# SHORT EXERCISE:
Reproduce every line of the records below, character for character.

# Listings of boxed layout items:
┌────────
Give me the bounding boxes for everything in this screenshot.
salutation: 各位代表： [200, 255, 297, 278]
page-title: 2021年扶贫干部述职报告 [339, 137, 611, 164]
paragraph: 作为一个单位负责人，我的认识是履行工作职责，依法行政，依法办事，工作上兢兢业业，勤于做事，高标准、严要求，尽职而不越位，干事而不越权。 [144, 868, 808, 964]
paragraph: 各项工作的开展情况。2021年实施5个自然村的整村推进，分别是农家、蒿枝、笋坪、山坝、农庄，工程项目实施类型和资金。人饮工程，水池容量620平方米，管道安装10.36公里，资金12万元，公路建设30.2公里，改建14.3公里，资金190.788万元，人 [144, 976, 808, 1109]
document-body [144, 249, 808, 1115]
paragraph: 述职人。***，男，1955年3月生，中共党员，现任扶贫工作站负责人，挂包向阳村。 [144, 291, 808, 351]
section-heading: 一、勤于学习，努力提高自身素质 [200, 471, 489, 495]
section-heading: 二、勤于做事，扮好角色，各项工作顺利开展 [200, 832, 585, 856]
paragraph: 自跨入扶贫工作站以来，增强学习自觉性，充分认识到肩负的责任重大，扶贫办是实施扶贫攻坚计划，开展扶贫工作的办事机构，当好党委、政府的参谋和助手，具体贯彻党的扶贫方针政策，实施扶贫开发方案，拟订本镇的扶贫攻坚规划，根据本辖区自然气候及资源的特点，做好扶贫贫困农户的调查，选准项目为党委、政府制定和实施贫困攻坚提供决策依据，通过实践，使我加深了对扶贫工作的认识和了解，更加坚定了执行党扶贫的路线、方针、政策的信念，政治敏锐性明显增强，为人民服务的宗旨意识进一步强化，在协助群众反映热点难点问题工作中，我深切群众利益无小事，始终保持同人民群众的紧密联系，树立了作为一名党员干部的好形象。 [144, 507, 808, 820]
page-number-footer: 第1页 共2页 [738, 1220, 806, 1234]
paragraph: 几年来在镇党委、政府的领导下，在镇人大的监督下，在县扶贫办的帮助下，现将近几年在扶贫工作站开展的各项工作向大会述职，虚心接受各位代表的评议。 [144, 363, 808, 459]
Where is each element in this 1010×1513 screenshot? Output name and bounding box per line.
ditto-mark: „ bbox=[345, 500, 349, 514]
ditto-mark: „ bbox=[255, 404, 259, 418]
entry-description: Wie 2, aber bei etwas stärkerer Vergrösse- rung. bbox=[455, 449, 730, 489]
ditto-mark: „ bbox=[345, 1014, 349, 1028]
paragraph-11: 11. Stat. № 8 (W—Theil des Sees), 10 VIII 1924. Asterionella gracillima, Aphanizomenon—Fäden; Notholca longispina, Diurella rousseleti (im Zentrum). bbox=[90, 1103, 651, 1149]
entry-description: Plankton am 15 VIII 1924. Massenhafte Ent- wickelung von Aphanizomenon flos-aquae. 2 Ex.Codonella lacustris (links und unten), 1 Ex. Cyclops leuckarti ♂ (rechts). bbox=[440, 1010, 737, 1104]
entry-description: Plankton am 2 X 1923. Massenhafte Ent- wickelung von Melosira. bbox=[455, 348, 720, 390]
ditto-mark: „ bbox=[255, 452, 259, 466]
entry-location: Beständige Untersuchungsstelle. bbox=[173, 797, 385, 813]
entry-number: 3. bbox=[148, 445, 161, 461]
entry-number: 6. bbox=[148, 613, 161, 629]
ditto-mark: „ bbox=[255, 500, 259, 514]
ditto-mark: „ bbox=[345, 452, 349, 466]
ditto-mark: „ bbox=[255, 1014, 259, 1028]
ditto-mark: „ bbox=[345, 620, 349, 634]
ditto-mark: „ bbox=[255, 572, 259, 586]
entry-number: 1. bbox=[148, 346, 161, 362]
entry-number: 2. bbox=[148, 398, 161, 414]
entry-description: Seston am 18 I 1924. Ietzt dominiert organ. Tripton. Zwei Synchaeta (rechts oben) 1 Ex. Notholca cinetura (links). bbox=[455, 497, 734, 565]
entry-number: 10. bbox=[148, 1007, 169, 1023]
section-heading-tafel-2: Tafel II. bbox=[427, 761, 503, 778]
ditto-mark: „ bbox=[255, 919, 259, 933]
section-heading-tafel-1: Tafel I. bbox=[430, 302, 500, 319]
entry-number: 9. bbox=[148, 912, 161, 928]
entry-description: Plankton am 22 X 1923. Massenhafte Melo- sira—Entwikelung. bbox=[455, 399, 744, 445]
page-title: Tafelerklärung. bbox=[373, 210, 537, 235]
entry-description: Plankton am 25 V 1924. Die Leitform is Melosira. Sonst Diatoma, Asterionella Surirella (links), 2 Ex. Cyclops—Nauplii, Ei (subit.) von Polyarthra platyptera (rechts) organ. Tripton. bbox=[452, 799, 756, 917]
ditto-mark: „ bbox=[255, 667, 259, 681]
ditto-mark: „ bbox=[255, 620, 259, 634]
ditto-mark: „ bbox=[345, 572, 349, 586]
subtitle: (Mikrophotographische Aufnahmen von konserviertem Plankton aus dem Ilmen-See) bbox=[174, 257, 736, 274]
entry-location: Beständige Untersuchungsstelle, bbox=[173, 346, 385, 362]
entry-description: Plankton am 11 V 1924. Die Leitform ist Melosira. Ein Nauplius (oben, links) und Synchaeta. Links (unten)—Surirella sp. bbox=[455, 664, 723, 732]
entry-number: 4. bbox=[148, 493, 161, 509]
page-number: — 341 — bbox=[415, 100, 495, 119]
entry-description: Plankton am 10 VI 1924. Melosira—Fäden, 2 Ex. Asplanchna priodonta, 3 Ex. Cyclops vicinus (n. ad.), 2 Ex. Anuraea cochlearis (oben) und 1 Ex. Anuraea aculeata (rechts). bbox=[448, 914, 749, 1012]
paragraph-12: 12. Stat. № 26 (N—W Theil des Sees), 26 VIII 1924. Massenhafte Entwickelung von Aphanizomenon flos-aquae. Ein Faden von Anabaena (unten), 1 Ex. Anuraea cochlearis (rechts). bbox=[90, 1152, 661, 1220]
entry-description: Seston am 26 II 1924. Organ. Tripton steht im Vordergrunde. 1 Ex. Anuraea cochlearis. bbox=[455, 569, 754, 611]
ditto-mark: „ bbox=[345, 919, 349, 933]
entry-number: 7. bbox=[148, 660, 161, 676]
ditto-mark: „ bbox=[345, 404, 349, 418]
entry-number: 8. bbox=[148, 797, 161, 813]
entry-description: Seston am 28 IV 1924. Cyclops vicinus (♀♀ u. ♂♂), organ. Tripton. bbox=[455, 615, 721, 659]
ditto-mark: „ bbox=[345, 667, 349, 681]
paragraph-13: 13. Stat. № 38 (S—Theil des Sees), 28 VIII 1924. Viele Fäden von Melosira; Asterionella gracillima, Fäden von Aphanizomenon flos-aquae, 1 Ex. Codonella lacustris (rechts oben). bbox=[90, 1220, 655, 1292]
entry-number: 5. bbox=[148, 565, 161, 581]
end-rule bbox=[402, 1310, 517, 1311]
└────────
# EXERCISE RESPONSE:
Give me the bounding boxes for everything in this screenshot.
salutation: 各位代表： [200, 255, 297, 278]
page-title: 2021年扶贫干部述职报告 [339, 137, 611, 164]
paragraph: 作为一个单位负责人，我的认识是履行工作职责，依法行政，依法办事，工作上兢兢业业，勤于做事，高标准、严要求，尽职而不越位，干事而不越权。 [144, 868, 808, 964]
paragraph: 各项工作的开展情况。2021年实施5个自然村的整村推进，分别是农家、蒿枝、笋坪、山坝、农庄，工程项目实施类型和资金。人饮工程，水池容量620平方米，管道安装10.36公里，资金12万元，公路建设30.2公里，改建14.3公里，资金190.788万元，人 [144, 976, 808, 1109]
document-body [144, 249, 808, 1115]
paragraph: 述职人。***，男，1955年3月生，中共党员，现任扶贫工作站负责人，挂包向阳村。 [144, 291, 808, 351]
section-heading: 一、勤于学习，努力提高自身素质 [200, 471, 489, 495]
section-heading: 二、勤于做事，扮好角色，各项工作顺利开展 [200, 832, 585, 856]
paragraph: 自跨入扶贫工作站以来，增强学习自觉性，充分认识到肩负的责任重大，扶贫办是实施扶贫攻坚计划，开展扶贫工作的办事机构，当好党委、政府的参谋和助手，具体贯彻党的扶贫方针政策，实施扶贫开发方案，拟订本镇的扶贫攻坚规划，根据本辖区自然气候及资源的特点，做好扶贫贫困农户的调查，选准项目为党委、政府制定和实施贫困攻坚提供决策依据，通过实践，使我加深了对扶贫工作的认识和了解，更加坚定了执行党扶贫的路线、方针、政策的信念，政治敏锐性明显增强，为人民服务的宗旨意识进一步强化，在协助群众反映热点难点问题工作中，我深切群众利益无小事，始终保持同人民群众的紧密联系，树立了作为一名党员干部的好形象。 [144, 507, 808, 820]
page-number-footer: 第1页 共2页 [738, 1220, 806, 1234]
paragraph: 几年来在镇党委、政府的领导下，在镇人大的监督下，在县扶贫办的帮助下，现将近几年在扶贫工作站开展的各项工作向大会述职，虚心接受各位代表的评议。 [144, 363, 808, 459]
Where is each element in this 1010×1513 screenshot? Output name and bounding box per line.
ditto-mark: „ bbox=[345, 500, 349, 514]
ditto-mark: „ bbox=[255, 404, 259, 418]
entry-description: Wie 2, aber bei etwas stärkerer Vergrösse- rung. bbox=[455, 449, 730, 489]
ditto-mark: „ bbox=[345, 1014, 349, 1028]
paragraph-11: 11. Stat. № 8 (W—Theil des Sees), 10 VIII 1924. Asterionella gracillima, Aphanizomenon—Fäden; Notholca longispina, Diurella rousseleti (im Zentrum). bbox=[90, 1103, 651, 1149]
entry-description: Plankton am 15 VIII 1924. Massenhafte Ent- wickelung von Aphanizomenon flos-aquae. 2 Ex.Codonella lacustris (links und unten), 1 Ex. Cyclops leuckarti ♂ (rechts). bbox=[440, 1010, 737, 1104]
entry-description: Plankton am 2 X 1923. Massenhafte Ent- wickelung von Melosira. bbox=[455, 348, 720, 390]
ditto-mark: „ bbox=[255, 452, 259, 466]
entry-location: Beständige Untersuchungsstelle. bbox=[173, 797, 385, 813]
entry-number: 3. bbox=[148, 445, 161, 461]
entry-number: 6. bbox=[148, 613, 161, 629]
ditto-mark: „ bbox=[255, 500, 259, 514]
ditto-mark: „ bbox=[345, 452, 349, 466]
ditto-mark: „ bbox=[255, 1014, 259, 1028]
ditto-mark: „ bbox=[345, 620, 349, 634]
ditto-mark: „ bbox=[255, 572, 259, 586]
entry-number: 1. bbox=[148, 346, 161, 362]
entry-number: 2. bbox=[148, 398, 161, 414]
entry-description: Seston am 18 I 1924. Ietzt dominiert organ. Tripton. Zwei Synchaeta (rechts oben) 1 Ex. Notholca cinetura (links). bbox=[455, 497, 734, 565]
entry-number: 10. bbox=[148, 1007, 169, 1023]
section-heading-tafel-2: Tafel II. bbox=[427, 761, 503, 778]
ditto-mark: „ bbox=[255, 919, 259, 933]
section-heading-tafel-1: Tafel I. bbox=[430, 302, 500, 319]
entry-number: 9. bbox=[148, 912, 161, 928]
entry-description: Plankton am 22 X 1923. Massenhafte Melo- sira—Entwikelung. bbox=[455, 399, 744, 445]
page-title: Tafelerklärung. bbox=[373, 210, 537, 235]
entry-description: Plankton am 25 V 1924. Die Leitform is Melosira. Sonst Diatoma, Asterionella Surirella (links), 2 Ex. Cyclops—Nauplii, Ei (subit.) von Polyarthra platyptera (rechts) organ. Tripton. bbox=[452, 799, 756, 917]
ditto-mark: „ bbox=[255, 667, 259, 681]
ditto-mark: „ bbox=[255, 620, 259, 634]
ditto-mark: „ bbox=[345, 572, 349, 586]
subtitle: (Mikrophotographische Aufnahmen von konserviertem Plankton aus dem Ilmen-See) bbox=[174, 257, 736, 274]
entry-location: Beständige Untersuchungsstelle, bbox=[173, 346, 385, 362]
entry-description: Plankton am 11 V 1924. Die Leitform ist Melosira. Ein Nauplius (oben, links) und Synchaeta. Links (unten)—Surirella sp. bbox=[455, 664, 723, 732]
entry-number: 4. bbox=[148, 493, 161, 509]
page-number: — 341 — bbox=[415, 100, 495, 119]
entry-description: Plankton am 10 VI 1924. Melosira—Fäden, 2 Ex. Asplanchna priodonta, 3 Ex. Cyclops vicinus (n. ad.), 2 Ex. Anuraea cochlearis (oben) und 1 Ex. Anuraea aculeata (rechts). bbox=[448, 914, 749, 1012]
paragraph-12: 12. Stat. № 26 (N—W Theil des Sees), 26 VIII 1924. Massenhafte Entwickelung von Aphanizomenon flos-aquae. Ein Faden von Anabaena (unten), 1 Ex. Anuraea cochlearis (rechts). bbox=[90, 1152, 661, 1220]
entry-description: Seston am 26 II 1924. Organ. Tripton steht im Vordergrunde. 1 Ex. Anuraea cochlearis. bbox=[455, 569, 754, 611]
ditto-mark: „ bbox=[345, 919, 349, 933]
entry-number: 7. bbox=[148, 660, 161, 676]
ditto-mark: „ bbox=[345, 404, 349, 418]
entry-number: 8. bbox=[148, 797, 161, 813]
entry-description: Seston am 28 IV 1924. Cyclops vicinus (♀♀ u. ♂♂), organ. Tripton. bbox=[455, 615, 721, 659]
ditto-mark: „ bbox=[345, 667, 349, 681]
paragraph-13: 13. Stat. № 38 (S—Theil des Sees), 28 VIII 1924. Viele Fäden von Melosira; Asterionella gracillima, Fäden von Aphanizomenon flos-aquae, 1 Ex. Codonella lacustris (rechts oben). bbox=[90, 1220, 655, 1292]
entry-number: 5. bbox=[148, 565, 161, 581]
end-rule bbox=[402, 1310, 517, 1311]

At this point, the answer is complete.